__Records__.
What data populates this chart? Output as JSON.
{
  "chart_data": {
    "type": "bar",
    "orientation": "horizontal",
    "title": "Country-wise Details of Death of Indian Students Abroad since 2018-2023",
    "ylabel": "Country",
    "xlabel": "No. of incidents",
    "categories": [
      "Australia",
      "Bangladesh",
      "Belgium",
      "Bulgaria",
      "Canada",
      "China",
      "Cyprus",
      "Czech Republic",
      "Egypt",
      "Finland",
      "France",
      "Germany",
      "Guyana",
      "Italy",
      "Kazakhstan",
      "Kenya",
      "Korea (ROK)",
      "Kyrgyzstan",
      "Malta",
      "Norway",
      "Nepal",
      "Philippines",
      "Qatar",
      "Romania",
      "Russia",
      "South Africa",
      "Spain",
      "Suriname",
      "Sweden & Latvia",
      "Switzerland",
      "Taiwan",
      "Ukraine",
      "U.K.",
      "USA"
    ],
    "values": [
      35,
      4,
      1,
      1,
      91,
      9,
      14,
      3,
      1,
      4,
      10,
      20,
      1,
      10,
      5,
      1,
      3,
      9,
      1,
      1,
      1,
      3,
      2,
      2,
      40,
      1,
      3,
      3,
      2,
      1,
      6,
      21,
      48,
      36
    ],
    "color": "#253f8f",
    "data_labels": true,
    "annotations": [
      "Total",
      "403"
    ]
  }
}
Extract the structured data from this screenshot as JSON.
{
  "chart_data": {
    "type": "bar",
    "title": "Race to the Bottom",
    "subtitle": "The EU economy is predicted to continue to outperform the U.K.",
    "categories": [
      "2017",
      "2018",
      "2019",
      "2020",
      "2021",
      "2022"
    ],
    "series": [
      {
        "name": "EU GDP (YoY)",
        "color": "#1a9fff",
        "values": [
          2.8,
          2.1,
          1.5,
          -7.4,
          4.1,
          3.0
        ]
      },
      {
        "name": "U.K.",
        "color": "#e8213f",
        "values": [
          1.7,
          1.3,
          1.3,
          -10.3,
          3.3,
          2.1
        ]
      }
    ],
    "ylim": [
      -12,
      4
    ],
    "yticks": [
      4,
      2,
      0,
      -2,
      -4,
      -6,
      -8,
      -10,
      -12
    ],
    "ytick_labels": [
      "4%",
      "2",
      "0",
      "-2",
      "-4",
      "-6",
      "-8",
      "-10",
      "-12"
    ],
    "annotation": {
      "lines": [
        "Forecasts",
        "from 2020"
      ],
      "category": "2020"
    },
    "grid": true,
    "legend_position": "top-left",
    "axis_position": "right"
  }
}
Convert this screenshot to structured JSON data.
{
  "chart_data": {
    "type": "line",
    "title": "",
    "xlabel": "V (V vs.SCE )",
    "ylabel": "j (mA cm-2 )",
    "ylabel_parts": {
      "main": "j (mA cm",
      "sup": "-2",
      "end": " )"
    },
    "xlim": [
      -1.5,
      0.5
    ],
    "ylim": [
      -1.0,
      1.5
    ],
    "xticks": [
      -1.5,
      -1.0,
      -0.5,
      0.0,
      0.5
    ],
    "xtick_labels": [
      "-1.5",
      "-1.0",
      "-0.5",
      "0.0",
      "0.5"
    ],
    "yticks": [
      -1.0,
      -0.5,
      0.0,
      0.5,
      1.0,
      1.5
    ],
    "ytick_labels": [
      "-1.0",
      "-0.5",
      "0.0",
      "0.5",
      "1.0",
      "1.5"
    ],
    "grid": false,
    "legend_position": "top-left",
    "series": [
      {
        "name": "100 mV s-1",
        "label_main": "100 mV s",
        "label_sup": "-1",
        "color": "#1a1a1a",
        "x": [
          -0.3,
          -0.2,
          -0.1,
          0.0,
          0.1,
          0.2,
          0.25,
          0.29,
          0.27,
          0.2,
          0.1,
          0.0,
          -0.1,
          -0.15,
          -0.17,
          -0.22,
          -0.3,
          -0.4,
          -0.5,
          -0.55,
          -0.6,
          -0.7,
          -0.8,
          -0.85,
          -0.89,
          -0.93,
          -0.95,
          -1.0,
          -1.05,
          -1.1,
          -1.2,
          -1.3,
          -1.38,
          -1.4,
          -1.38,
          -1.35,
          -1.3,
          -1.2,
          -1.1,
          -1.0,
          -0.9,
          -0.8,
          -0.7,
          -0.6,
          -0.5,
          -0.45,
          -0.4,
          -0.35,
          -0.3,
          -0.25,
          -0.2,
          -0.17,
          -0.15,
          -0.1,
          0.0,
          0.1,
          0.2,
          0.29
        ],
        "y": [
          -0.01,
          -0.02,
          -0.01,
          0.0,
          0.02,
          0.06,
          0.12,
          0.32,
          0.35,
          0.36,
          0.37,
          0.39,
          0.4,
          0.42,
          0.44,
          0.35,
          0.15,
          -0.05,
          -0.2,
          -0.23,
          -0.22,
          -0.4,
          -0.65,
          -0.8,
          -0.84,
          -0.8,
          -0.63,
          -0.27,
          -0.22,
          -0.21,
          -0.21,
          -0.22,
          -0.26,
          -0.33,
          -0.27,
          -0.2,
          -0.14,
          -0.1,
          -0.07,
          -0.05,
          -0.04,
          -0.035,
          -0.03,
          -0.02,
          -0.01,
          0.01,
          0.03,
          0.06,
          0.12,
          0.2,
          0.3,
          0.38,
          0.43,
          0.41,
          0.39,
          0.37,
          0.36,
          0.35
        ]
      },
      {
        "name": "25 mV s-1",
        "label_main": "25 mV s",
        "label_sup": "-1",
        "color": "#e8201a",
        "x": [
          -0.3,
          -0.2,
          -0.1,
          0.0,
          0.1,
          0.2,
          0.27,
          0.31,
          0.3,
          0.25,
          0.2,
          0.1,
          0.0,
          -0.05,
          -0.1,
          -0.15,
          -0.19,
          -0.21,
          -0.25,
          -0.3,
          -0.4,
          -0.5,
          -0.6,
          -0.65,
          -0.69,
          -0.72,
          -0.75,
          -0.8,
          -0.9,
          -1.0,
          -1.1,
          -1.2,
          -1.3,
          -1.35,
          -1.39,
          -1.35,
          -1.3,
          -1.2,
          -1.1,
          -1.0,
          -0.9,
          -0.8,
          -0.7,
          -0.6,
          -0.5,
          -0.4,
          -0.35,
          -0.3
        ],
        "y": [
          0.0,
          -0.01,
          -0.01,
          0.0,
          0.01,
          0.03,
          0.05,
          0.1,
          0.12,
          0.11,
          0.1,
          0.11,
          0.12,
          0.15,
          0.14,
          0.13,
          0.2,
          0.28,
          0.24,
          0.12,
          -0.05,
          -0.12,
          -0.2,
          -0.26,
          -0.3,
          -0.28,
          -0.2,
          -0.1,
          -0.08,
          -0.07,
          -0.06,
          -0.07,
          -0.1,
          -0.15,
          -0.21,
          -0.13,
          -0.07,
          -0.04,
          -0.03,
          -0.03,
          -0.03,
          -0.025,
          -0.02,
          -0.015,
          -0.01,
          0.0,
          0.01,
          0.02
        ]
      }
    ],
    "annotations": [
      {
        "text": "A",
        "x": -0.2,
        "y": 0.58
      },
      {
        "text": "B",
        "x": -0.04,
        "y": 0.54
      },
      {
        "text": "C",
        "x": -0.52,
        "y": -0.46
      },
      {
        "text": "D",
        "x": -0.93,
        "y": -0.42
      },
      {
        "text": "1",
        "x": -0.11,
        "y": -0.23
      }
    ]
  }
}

__Problem statement__. Take the records above and return them exactly as written.

__Expected answer__.
What data populates this chart? Output as JSON.
{
  "chart_data": {
    "type": "bar",
    "orientation": "horizontal",
    "title": "Country-wise Details of Death of Indian Students Abroad since 2018-2023",
    "ylabel": "Country",
    "xlabel": "No. of incidents",
    "categories": [
      "Australia",
      "Bangladesh",
      "Belgium",
      "Bulgaria",
      "Canada",
      "China",
      "Cyprus",
      "Czech Republic",
      "Egypt",
      "Finland",
      "France",
      "Germany",
      "Guyana",
      "Italy",
      "Kazakhstan",
      "Kenya",
      "Korea (ROK)",
      "Kyrgyzstan",
      "Malta",
      "Norway",
      "Nepal",
      "Philippines",
      "Qatar",
      "Romania",
      "Russia",
      "South Africa",
      "Spain",
      "Suriname",
      "Sweden & Latvia",
      "Switzerland",
      "Taiwan",
      "Ukraine",
      "U.K.",
      "USA"
    ],
    "values": [
      35,
      4,
      1,
      1,
      91,
      9,
      14,
      3,
      1,
      4,
      10,
      20,
      1,
      10,
      5,
      1,
      3,
      9,
      1,
      1,
      1,
      3,
      2,
      2,
      40,
      1,
      3,
      3,
      2,
      1,
      6,
      21,
      48,
      36
    ],
    "color": "#253f8f",
    "data_labels": true,
    "annotations": [
      "Total",
      "403"
    ]
  }
}
Extract the structured data from this screenshot as JSON.
{
  "chart_data": {
    "type": "bar",
    "title": "Race to the Bottom",
    "subtitle": "The EU economy is predicted to continue to outperform the U.K.",
    "categories": [
      "2017",
      "2018",
      "2019",
      "2020",
      "2021",
      "2022"
    ],
    "series": [
      {
        "name": "EU GDP (YoY)",
        "color": "#1a9fff",
        "values": [
          2.8,
          2.1,
          1.5,
          -7.4,
          4.1,
          3.0
        ]
      },
      {
        "name": "U.K.",
        "color": "#e8213f",
        "values": [
          1.7,
          1.3,
          1.3,
          -10.3,
          3.3,
          2.1
        ]
      }
    ],
    "ylim": [
      -12,
      4
    ],
    "yticks": [
      4,
      2,
      0,
      -2,
      -4,
      -6,
      -8,
      -10,
      -12
    ],
    "ytick_labels": [
      "4%",
      "2",
      "0",
      "-2",
      "-4",
      "-6",
      "-8",
      "-10",
      "-12"
    ],
    "annotation": {
      "lines": [
        "Forecasts",
        "from 2020"
      ],
      "category": "2020"
    },
    "grid": true,
    "legend_position": "top-left",
    "axis_position": "right"
  }
}
Convert this screenshot to structured JSON data.
{
  "chart_data": {
    "type": "line",
    "title": "",
    "xlabel": "V (V vs.SCE )",
    "ylabel": "j (mA cm-2 )",
    "ylabel_parts": {
      "main": "j (mA cm",
      "sup": "-2",
      "end": " )"
    },
    "xlim": [
      -1.5,
      0.5
    ],
    "ylim": [
      -1.0,
      1.5
    ],
    "xticks": [
      -1.5,
      -1.0,
      -0.5,
      0.0,
      0.5
    ],
    "xtick_labels": [
      "-1.5",
      "-1.0",
      "-0.5",
      "0.0",
      "0.5"
    ],
    "yticks": [
      -1.0,
      -0.5,
      0.0,
      0.5,
      1.0,
      1.5
    ],
    "ytick_labels": [
      "-1.0",
      "-0.5",
      "0.0",
      "0.5",
      "1.0",
      "1.5"
    ],
    "grid": false,
    "legend_position": "top-left",
    "series": [
      {
        "name": "100 mV s-1",
        "label_main": "100 mV s",
        "label_sup": "-1",
        "color": "#1a1a1a",
        "x": [
          -0.3,
          -0.2,
          -0.1,
          0.0,
          0.1,
          0.2,
          0.25,
          0.29,
          0.27,
          0.2,
          0.1,
          0.0,
          -0.1,
          -0.15,
          -0.17,
          -0.22,
          -0.3,
          -0.4,
          -0.5,
          -0.55,
          -0.6,
          -0.7,
          -0.8,
          -0.85,
          -0.89,
          -0.93,
          -0.95,
          -1.0,
          -1.05,
          -1.1,
          -1.2,
          -1.3,
          -1.38,
          -1.4,
          -1.38,
          -1.35,
          -1.3,
          -1.2,
          -1.1,
          -1.0,
          -0.9,
          -0.8,
          -0.7,
          -0.6,
          -0.5,
          -0.45,
          -0.4,
          -0.35,
          -0.3,
          -0.25,
          -0.2,
          -0.17,
          -0.15,
          -0.1,
          0.0,
          0.1,
          0.2,
          0.29
        ],
        "y": [
          -0.01,
          -0.02,
          -0.01,
          0.0,
          0.02,
          0.06,
          0.12,
          0.32,
          0.35,
          0.36,
          0.37,
          0.39,
          0.4,
          0.42,
          0.44,
          0.35,
          0.15,
          -0.05,
          -0.2,
          -0.23,
          -0.22,
          -0.4,
          -0.65,
          -0.8,
          -0.84,
          -0.8,
          -0.63,
          -0.27,
          -0.22,
          -0.21,
          -0.21,
          -0.22,
          -0.26,
          -0.33,
          -0.27,
          -0.2,
          -0.14,
          -0.1,
          -0.07,
          -0.05,
          -0.04,
          -0.035,
          -0.03,
          -0.02,
          -0.01,
          0.01,
          0.03,
          0.06,
          0.12,
          0.2,
          0.3,
          0.38,
          0.43,
          0.41,
          0.39,
          0.37,
          0.36,
          0.35
        ]
      },
      {
        "name": "25 mV s-1",
        "label_main": "25 mV s",
        "label_sup": "-1",
        "color": "#e8201a",
        "x": [
          -0.3,
          -0.2,
          -0.1,
          0.0,
          0.1,
          0.2,
          0.27,
          0.31,
          0.3,
          0.25,
          0.2,
          0.1,
          0.0,
          -0.05,
          -0.1,
          -0.15,
          -0.19,
          -0.21,
          -0.25,
          -0.3,
          -0.4,
          -0.5,
          -0.6,
          -0.65,
          -0.69,
          -0.72,
          -0.75,
          -0.8,
          -0.9,
          -1.0,
          -1.1,
          -1.2,
          -1.3,
          -1.35,
          -1.39,
          -1.35,
          -1.3,
          -1.2,
          -1.1,
          -1.0,
          -0.9,
          -0.8,
          -0.7,
          -0.6,
          -0.5,
          -0.4,
          -0.35,
          -0.3
        ],
        "y": [
          0.0,
          -0.01,
          -0.01,
          0.0,
          0.01,
          0.03,
          0.05,
          0.1,
          0.12,
          0.11,
          0.1,
          0.11,
          0.12,
          0.15,
          0.14,
          0.13,
          0.2,
          0.28,
          0.24,
          0.12,
          -0.05,
          -0.12,
          -0.2,
          -0.26,
          -0.3,
          -0.28,
          -0.2,
          -0.1,
          -0.08,
          -0.07,
          -0.06,
          -0.07,
          -0.1,
          -0.15,
          -0.21,
          -0.13,
          -0.07,
          -0.04,
          -0.03,
          -0.03,
          -0.03,
          -0.025,
          -0.02,
          -0.015,
          -0.01,
          0.0,
          0.01,
          0.02
        ]
      }
    ],
    "annotations": [
      {
        "text": "A",
        "x": -0.2,
        "y": 0.58
      },
      {
        "text": "B",
        "x": -0.04,
        "y": 0.54
      },
      {
        "text": "C",
        "x": -0.52,
        "y": -0.46
      },
      {
        "text": "D",
        "x": -0.93,
        "y": -0.42
      },
      {
        "text": "1",
        "x": -0.11,
        "y": -0.23
      }
    ]
  }
}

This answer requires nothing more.